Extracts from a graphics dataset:
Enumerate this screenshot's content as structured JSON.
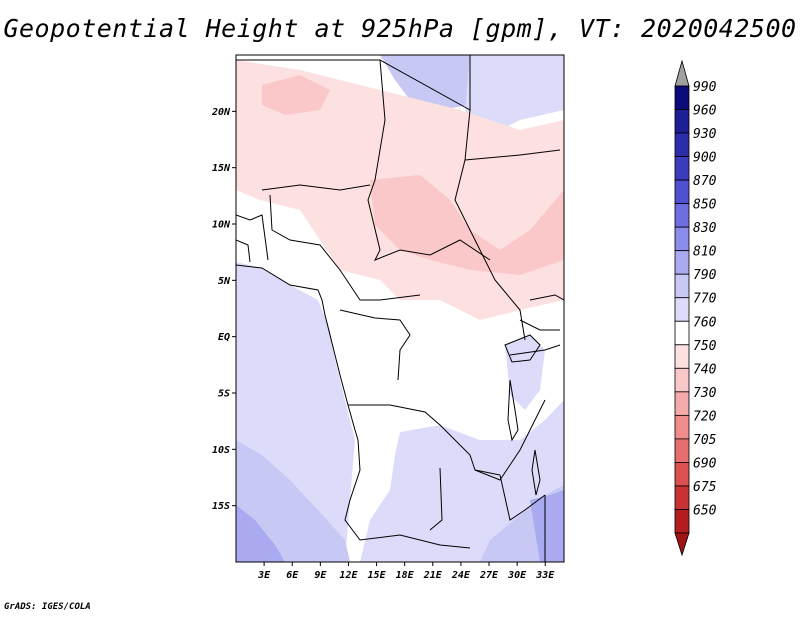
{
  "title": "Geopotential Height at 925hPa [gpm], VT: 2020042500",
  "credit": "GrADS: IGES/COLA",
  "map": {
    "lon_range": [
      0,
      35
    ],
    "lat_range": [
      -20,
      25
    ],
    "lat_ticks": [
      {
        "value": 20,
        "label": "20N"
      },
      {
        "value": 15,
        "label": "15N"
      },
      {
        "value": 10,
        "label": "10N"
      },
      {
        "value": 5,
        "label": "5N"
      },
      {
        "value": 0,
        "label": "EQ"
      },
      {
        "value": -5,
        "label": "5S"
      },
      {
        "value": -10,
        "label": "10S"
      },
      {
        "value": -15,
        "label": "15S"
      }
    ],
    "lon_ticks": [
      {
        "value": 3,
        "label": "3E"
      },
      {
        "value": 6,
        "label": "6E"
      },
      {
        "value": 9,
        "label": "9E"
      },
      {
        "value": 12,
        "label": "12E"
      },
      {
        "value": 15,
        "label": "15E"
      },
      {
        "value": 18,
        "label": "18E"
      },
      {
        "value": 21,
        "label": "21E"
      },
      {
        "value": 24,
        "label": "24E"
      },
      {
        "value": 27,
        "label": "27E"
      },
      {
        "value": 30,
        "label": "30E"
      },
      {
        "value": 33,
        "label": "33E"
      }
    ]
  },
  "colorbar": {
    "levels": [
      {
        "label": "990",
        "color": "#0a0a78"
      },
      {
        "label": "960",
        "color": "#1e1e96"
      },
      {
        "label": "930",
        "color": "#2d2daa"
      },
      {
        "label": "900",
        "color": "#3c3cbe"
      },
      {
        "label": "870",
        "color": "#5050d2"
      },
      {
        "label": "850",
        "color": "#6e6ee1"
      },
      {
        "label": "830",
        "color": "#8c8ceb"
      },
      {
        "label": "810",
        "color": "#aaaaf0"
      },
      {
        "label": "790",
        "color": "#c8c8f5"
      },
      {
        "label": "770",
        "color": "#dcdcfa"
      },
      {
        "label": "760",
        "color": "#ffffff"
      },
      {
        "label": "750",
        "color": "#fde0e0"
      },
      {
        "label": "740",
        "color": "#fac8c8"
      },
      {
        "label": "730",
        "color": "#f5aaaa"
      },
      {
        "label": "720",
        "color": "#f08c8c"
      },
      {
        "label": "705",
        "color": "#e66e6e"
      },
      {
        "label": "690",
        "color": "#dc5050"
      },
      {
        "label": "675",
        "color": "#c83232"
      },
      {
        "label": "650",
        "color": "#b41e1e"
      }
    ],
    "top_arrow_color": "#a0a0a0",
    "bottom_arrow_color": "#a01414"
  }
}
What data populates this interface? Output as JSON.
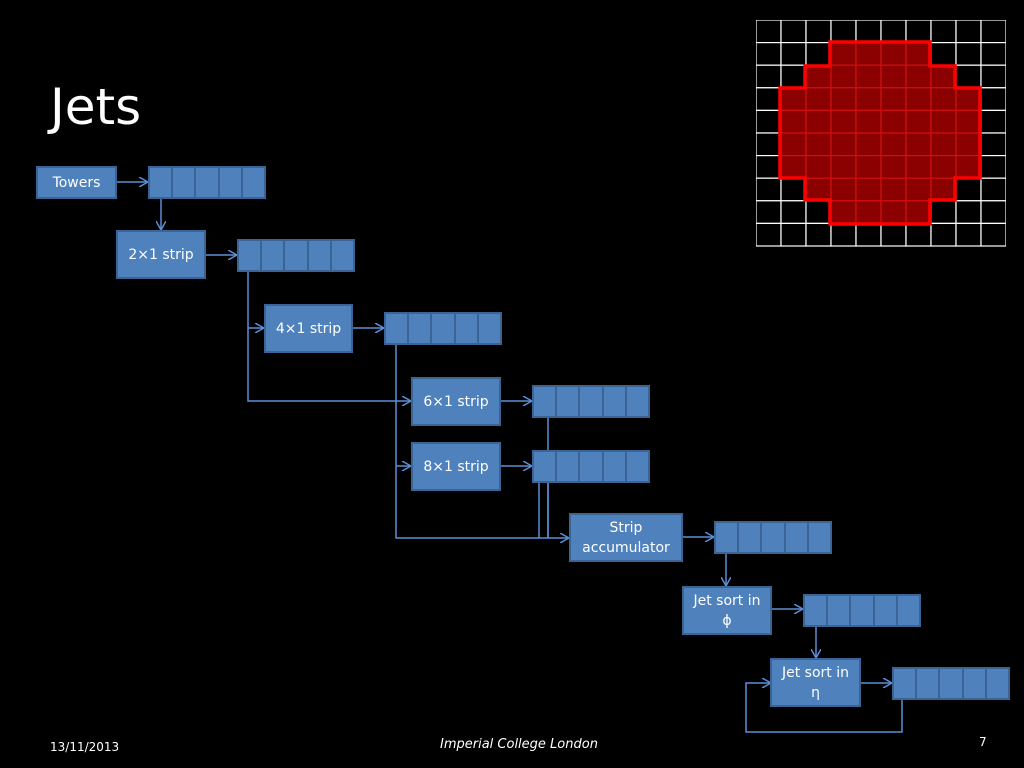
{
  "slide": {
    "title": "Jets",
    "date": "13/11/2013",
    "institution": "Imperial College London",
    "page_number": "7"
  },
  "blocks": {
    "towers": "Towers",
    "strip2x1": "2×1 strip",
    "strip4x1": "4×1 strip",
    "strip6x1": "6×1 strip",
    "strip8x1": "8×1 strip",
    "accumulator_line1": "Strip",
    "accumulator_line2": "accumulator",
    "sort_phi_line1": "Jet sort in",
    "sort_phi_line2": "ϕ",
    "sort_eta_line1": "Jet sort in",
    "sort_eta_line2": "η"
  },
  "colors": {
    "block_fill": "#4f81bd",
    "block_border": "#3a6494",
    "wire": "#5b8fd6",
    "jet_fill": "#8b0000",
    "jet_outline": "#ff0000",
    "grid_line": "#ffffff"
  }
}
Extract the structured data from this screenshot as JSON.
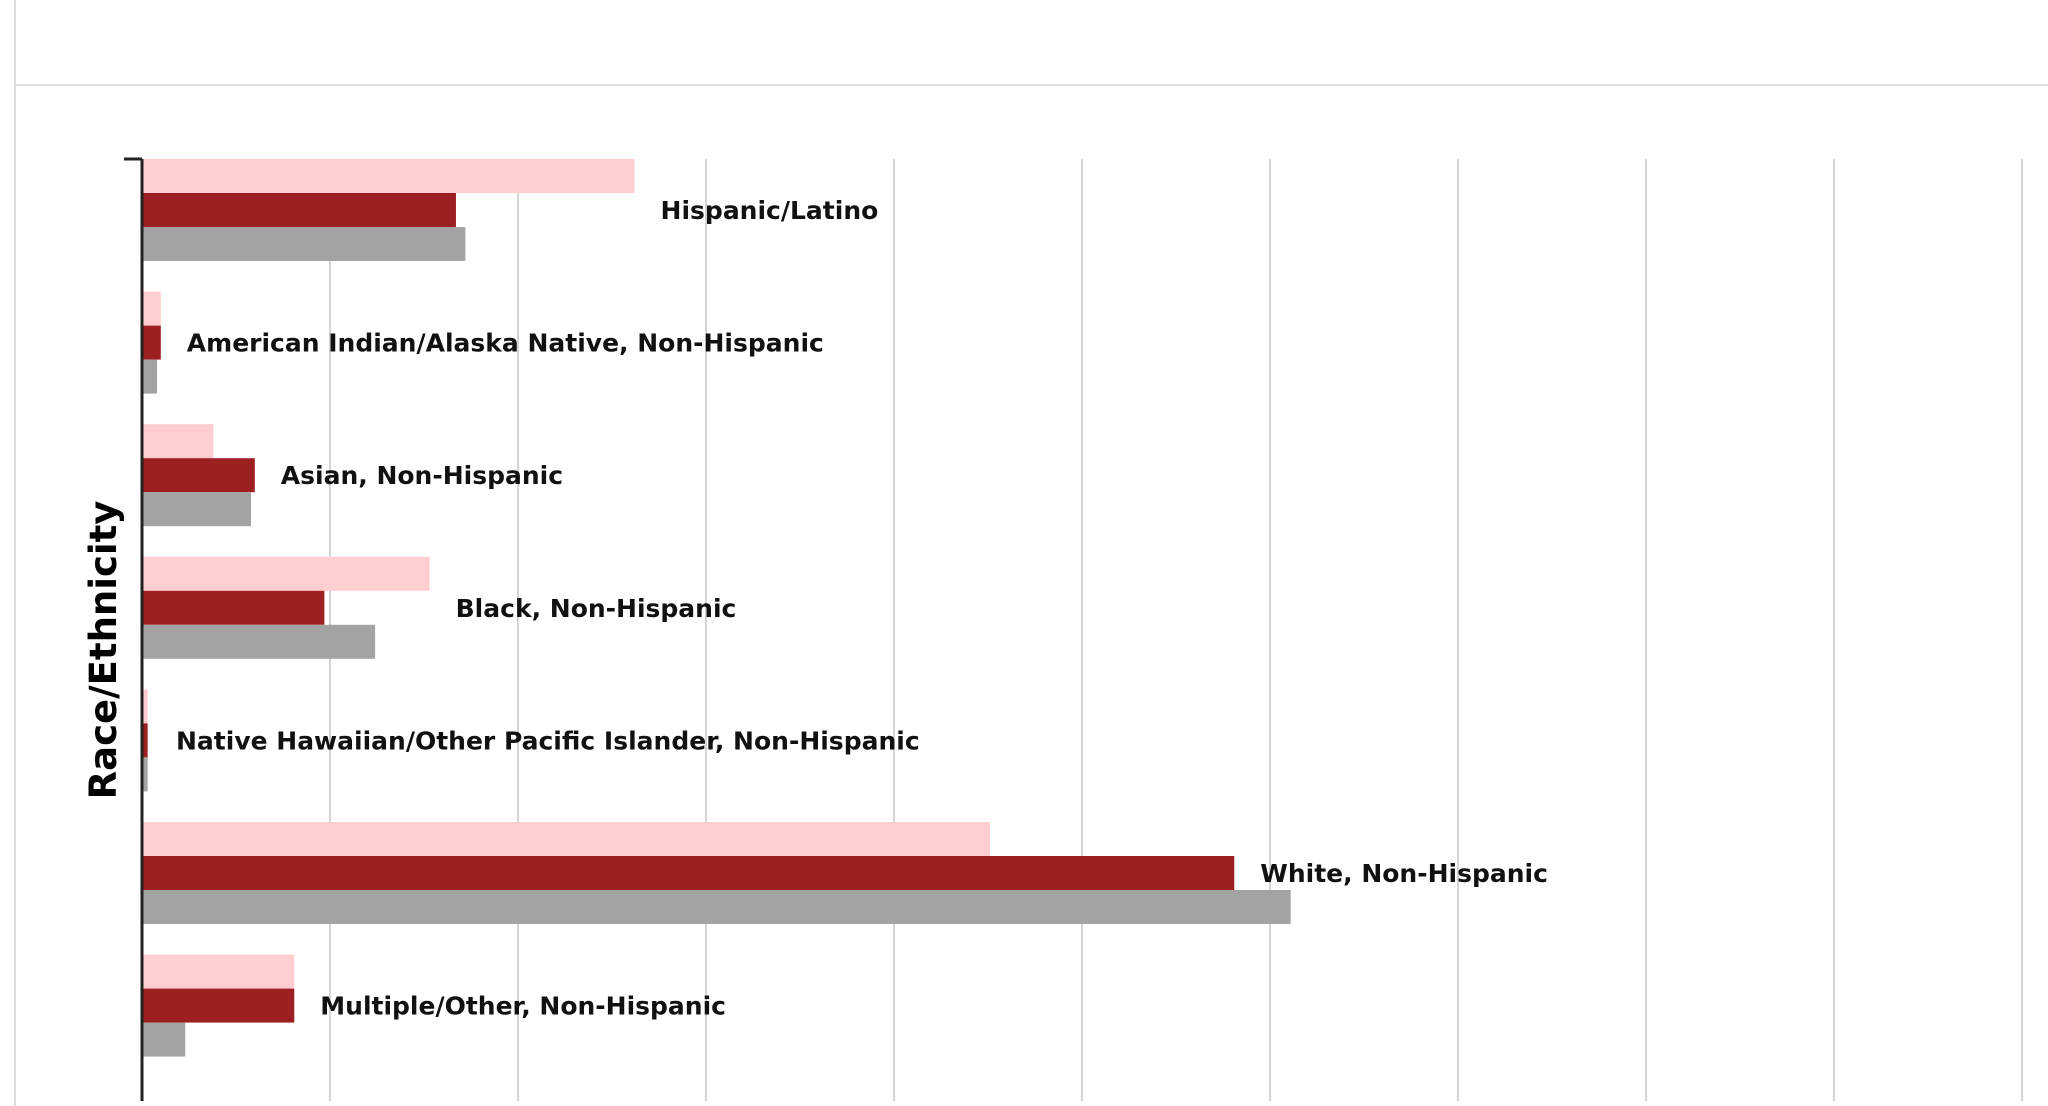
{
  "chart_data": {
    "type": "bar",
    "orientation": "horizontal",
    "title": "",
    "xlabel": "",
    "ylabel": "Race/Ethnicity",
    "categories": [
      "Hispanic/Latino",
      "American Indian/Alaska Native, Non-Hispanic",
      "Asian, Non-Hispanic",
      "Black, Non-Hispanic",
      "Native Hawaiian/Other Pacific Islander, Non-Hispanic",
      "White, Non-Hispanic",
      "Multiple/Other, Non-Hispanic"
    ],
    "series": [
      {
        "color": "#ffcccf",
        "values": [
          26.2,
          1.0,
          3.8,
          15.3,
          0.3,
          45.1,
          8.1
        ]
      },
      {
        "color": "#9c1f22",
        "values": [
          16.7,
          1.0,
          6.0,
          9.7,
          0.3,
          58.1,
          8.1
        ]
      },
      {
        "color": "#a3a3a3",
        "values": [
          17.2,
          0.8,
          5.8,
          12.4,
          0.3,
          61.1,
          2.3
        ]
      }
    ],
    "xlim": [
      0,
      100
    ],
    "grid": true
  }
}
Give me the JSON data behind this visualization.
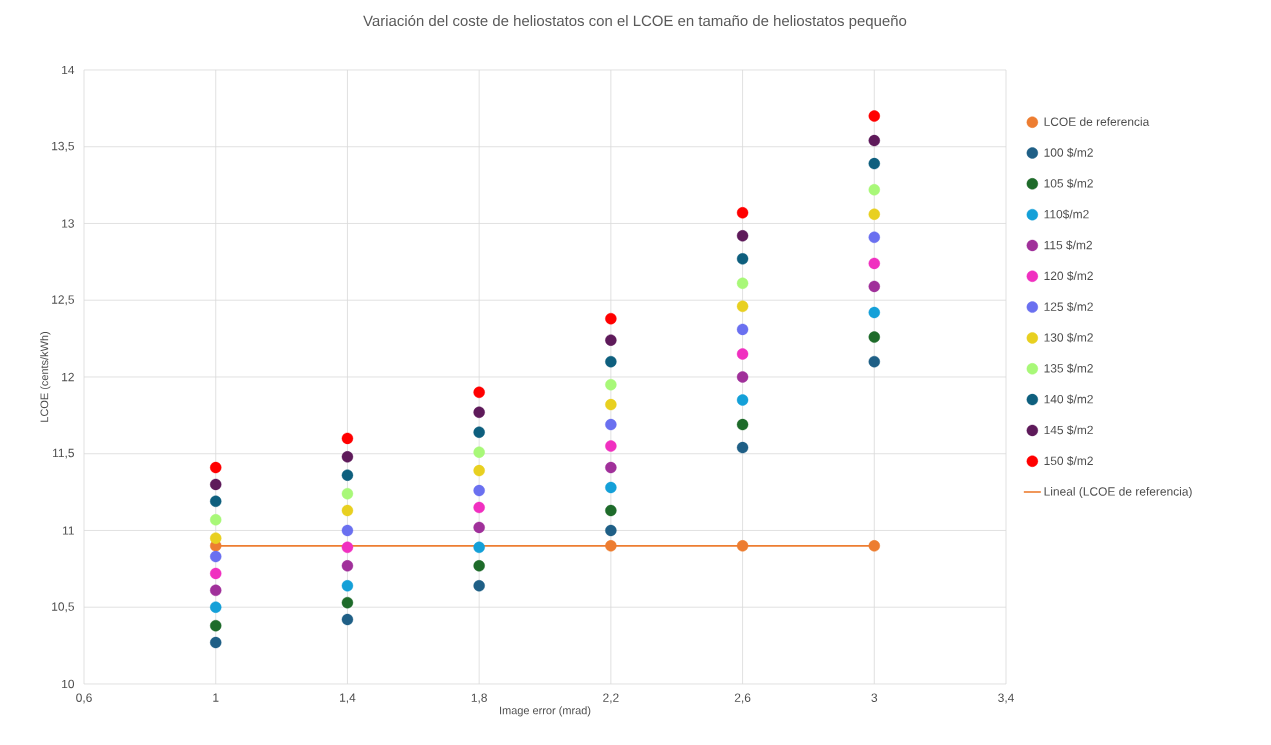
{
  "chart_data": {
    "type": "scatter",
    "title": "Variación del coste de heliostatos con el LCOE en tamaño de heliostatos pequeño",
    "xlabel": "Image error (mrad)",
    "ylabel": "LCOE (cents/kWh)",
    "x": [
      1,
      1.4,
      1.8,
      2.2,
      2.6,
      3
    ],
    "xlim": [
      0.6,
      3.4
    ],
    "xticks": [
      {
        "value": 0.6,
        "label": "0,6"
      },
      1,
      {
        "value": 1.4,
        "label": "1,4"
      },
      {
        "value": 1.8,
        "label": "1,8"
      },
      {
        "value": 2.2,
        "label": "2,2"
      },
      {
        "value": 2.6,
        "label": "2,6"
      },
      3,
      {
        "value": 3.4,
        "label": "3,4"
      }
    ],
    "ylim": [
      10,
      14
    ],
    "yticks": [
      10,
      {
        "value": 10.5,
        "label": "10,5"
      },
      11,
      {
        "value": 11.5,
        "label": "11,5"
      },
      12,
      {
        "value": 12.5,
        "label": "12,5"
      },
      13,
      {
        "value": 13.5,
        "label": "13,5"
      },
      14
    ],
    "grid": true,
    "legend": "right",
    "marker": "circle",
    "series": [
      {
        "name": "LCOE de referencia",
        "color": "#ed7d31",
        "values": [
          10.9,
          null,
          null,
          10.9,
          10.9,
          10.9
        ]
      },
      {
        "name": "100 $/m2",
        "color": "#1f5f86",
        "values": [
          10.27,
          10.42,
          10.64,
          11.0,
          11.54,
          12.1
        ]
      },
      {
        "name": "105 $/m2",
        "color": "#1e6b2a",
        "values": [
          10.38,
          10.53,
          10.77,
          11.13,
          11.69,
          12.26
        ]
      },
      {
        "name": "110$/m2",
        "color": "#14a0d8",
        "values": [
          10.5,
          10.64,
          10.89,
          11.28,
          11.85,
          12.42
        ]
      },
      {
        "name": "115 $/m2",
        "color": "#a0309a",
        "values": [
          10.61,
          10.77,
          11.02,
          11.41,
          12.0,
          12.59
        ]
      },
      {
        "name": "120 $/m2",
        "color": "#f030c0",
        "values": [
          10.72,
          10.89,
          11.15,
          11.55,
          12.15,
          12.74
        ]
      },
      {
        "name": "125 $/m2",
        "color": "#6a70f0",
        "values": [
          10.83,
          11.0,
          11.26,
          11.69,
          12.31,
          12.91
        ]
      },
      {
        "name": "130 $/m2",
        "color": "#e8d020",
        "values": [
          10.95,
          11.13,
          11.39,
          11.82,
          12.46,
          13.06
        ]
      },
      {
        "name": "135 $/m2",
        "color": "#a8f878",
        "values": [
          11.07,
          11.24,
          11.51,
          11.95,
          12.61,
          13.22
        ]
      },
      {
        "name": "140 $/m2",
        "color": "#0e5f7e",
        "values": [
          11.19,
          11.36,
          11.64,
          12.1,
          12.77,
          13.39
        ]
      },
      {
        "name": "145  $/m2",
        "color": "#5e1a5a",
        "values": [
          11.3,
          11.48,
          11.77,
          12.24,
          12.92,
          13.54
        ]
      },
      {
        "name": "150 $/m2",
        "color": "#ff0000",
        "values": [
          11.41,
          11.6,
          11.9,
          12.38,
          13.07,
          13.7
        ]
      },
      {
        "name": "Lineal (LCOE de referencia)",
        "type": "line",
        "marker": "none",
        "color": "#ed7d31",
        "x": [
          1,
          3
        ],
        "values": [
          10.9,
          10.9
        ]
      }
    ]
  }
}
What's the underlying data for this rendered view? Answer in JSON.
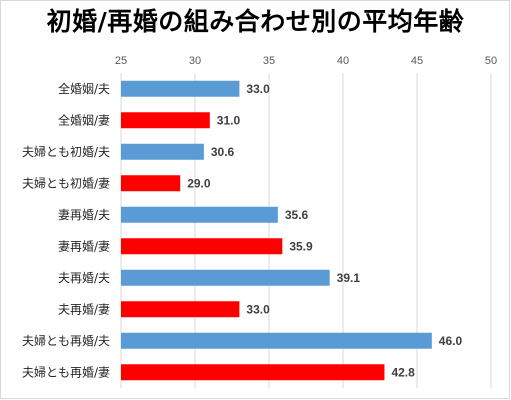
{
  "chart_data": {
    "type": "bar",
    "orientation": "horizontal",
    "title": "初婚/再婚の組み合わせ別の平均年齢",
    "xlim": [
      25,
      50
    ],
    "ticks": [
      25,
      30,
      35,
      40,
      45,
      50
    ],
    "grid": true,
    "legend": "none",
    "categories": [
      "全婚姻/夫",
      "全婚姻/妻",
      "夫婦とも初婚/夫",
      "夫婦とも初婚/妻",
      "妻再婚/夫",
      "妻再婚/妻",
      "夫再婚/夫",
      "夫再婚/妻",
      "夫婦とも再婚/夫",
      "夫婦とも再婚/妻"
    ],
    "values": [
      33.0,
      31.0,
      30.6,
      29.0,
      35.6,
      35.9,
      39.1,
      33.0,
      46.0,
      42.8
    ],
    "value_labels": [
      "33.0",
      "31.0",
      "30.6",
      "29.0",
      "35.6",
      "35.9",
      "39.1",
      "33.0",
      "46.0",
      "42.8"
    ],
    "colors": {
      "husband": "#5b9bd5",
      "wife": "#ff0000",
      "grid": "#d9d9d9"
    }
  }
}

» Short exercise
In the records above, how many lines include the string "Other"? Answer with only the number.

» Solution to this exercise
2